GIVEN EXERCISE:
Retype the material word for word.

Extracted records:
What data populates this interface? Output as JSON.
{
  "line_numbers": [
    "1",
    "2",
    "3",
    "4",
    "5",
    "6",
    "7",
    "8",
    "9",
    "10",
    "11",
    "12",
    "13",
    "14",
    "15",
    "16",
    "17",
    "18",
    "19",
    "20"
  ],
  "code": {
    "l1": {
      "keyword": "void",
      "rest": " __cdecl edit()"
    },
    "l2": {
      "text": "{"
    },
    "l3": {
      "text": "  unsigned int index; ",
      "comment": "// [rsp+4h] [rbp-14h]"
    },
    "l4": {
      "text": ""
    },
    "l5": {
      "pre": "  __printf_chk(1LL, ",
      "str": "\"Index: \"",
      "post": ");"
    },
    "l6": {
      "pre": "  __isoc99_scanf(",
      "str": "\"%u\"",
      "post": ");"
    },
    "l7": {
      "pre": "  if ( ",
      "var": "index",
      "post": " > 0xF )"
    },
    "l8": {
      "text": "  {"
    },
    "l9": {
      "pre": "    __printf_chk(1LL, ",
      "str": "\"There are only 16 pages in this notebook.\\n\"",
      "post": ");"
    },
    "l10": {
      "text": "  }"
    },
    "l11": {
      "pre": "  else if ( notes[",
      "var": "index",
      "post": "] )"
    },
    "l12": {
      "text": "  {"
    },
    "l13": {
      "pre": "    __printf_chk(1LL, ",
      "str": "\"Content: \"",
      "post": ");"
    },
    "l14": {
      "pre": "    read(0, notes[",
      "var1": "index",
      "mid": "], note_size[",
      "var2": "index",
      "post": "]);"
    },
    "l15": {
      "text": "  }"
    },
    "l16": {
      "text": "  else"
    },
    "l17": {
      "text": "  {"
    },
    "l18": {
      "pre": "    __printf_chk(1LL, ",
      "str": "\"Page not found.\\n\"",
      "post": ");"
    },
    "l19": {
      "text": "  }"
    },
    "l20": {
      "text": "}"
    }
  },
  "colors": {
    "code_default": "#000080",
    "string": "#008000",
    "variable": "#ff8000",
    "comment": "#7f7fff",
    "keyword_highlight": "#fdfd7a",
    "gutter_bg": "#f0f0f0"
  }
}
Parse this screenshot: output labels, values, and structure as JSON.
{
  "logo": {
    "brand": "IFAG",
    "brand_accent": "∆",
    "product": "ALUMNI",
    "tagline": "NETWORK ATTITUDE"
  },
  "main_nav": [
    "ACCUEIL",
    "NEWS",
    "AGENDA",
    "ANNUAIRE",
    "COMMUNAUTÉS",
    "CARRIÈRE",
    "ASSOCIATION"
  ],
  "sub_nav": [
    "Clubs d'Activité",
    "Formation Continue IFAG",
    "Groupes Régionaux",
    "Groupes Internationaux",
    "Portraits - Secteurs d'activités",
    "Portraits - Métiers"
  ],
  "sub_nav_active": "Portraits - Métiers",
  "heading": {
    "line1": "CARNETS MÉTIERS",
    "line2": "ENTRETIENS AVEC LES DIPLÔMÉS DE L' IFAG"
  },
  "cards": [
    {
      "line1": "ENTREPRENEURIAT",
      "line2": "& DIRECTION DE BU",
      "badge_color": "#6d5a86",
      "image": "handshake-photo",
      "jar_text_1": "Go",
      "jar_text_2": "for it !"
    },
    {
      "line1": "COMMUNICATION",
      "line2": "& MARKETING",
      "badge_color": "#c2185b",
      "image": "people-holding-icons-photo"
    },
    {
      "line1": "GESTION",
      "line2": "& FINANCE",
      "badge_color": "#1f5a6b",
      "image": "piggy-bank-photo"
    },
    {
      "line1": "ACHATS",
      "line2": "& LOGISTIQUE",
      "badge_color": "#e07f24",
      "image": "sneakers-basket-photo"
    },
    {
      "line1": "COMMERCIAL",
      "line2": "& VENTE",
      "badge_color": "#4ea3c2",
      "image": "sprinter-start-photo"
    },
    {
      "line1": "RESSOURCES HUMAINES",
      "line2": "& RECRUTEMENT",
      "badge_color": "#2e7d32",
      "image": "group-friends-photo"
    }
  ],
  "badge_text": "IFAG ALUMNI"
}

WRITTEN SOLUTION:
What data populates this interface? Output as JSON.
{
  "line_numbers": [
    "1",
    "2",
    "3",
    "4",
    "5",
    "6",
    "7",
    "8",
    "9",
    "10",
    "11",
    "12",
    "13",
    "14",
    "15",
    "16",
    "17",
    "18",
    "19",
    "20"
  ],
  "code": {
    "l1": {
      "keyword": "void",
      "rest": " __cdecl edit()"
    },
    "l2": {
      "text": "{"
    },
    "l3": {
      "text": "  unsigned int index; ",
      "comment": "// [rsp+4h] [rbp-14h]"
    },
    "l4": {
      "text": ""
    },
    "l5": {
      "pre": "  __printf_chk(1LL, ",
      "str": "\"Index: \"",
      "post": ");"
    },
    "l6": {
      "pre": "  __isoc99_scanf(",
      "str": "\"%u\"",
      "post": ");"
    },
    "l7": {
      "pre": "  if ( ",
      "var": "index",
      "post": " > 0xF )"
    },
    "l8": {
      "text": "  {"
    },
    "l9": {
      "pre": "    __printf_chk(1LL, ",
      "str": "\"There are only 16 pages in this notebook.\\n\"",
      "post": ");"
    },
    "l10": {
      "text": "  }"
    },
    "l11": {
      "pre": "  else if ( notes[",
      "var": "index",
      "post": "] )"
    },
    "l12": {
      "text": "  {"
    },
    "l13": {
      "pre": "    __printf_chk(1LL, ",
      "str": "\"Content: \"",
      "post": ");"
    },
    "l14": {
      "pre": "    read(0, notes[",
      "var1": "index",
      "mid": "], note_size[",
      "var2": "index",
      "post": "]);"
    },
    "l15": {
      "text": "  }"
    },
    "l16": {
      "text": "  else"
    },
    "l17": {
      "text": "  {"
    },
    "l18": {
      "pre": "    __printf_chk(1LL, ",
      "str": "\"Page not found.\\n\"",
      "post": ");"
    },
    "l19": {
      "text": "  }"
    },
    "l20": {
      "text": "}"
    }
  },
  "colors": {
    "code_default": "#000080",
    "string": "#008000",
    "variable": "#ff8000",
    "comment": "#7f7fff",
    "keyword_highlight": "#fdfd7a",
    "gutter_bg": "#f0f0f0"
  }
}
Parse this screenshot: output labels, values, and structure as JSON.
{
  "logo": {
    "brand": "IFAG",
    "brand_accent": "∆",
    "product": "ALUMNI",
    "tagline": "NETWORK ATTITUDE"
  },
  "main_nav": [
    "ACCUEIL",
    "NEWS",
    "AGENDA",
    "ANNUAIRE",
    "COMMUNAUTÉS",
    "CARRIÈRE",
    "ASSOCIATION"
  ],
  "sub_nav": [
    "Clubs d'Activité",
    "Formation Continue IFAG",
    "Groupes Régionaux",
    "Groupes Internationaux",
    "Portraits - Secteurs d'activités",
    "Portraits - Métiers"
  ],
  "sub_nav_active": "Portraits - Métiers",
  "heading": {
    "line1": "CARNETS MÉTIERS",
    "line2": "ENTRETIENS AVEC LES DIPLÔMÉS DE L' IFAG"
  },
  "cards": [
    {
      "line1": "ENTREPRENEURIAT",
      "line2": "& DIRECTION DE BU",
      "badge_color": "#6d5a86",
      "image": "handshake-photo",
      "jar_text_1": "Go",
      "jar_text_2": "for it !"
    },
    {
      "line1": "COMMUNICATION",
      "line2": "& MARKETING",
      "badge_color": "#c2185b",
      "image": "people-holding-icons-photo"
    },
    {
      "line1": "GESTION",
      "line2": "& FINANCE",
      "badge_color": "#1f5a6b",
      "image": "piggy-bank-photo"
    },
    {
      "line1": "ACHATS",
      "line2": "& LOGISTIQUE",
      "badge_color": "#e07f24",
      "image": "sneakers-basket-photo"
    },
    {
      "line1": "COMMERCIAL",
      "line2": "& VENTE",
      "badge_color": "#4ea3c2",
      "image": "sprinter-start-photo"
    },
    {
      "line1": "RESSOURCES HUMAINES",
      "line2": "& RECRUTEMENT",
      "badge_color": "#2e7d32",
      "image": "group-friends-photo"
    }
  ],
  "badge_text": "IFAG ALUMNI"
}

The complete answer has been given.